══ RECORDS FOR PROCESSING ══

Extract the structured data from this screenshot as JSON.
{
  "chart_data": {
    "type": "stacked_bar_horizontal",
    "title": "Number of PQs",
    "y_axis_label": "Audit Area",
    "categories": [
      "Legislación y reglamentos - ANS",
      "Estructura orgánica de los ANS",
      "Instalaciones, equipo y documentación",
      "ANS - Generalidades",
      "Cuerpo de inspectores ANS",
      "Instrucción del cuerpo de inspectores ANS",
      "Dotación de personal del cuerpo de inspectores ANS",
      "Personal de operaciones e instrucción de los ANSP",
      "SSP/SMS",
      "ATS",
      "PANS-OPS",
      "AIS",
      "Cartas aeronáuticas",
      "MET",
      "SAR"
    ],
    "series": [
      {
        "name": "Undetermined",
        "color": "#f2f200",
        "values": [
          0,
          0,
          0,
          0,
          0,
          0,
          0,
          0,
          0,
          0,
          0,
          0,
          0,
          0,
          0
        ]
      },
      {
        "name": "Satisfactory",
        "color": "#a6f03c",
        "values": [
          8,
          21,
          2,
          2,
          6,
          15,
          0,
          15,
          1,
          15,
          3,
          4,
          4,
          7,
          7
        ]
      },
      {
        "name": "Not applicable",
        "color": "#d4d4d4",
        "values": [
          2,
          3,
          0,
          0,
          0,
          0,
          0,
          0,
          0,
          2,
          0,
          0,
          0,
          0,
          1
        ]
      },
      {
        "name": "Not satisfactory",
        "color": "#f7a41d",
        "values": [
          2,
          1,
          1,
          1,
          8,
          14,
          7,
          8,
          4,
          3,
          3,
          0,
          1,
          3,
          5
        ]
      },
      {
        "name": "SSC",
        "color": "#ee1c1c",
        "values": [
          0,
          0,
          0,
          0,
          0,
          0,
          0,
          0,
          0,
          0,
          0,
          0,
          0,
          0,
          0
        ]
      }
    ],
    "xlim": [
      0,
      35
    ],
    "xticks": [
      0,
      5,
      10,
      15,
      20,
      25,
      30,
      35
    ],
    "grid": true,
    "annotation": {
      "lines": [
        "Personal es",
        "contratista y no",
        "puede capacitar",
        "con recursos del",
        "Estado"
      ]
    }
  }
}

═══

*WHAT IS ASKED*
Going through the lines above one by one, tally those with the word "name" and give only the total.

*SOLUTION TO THE PROBLEM*
5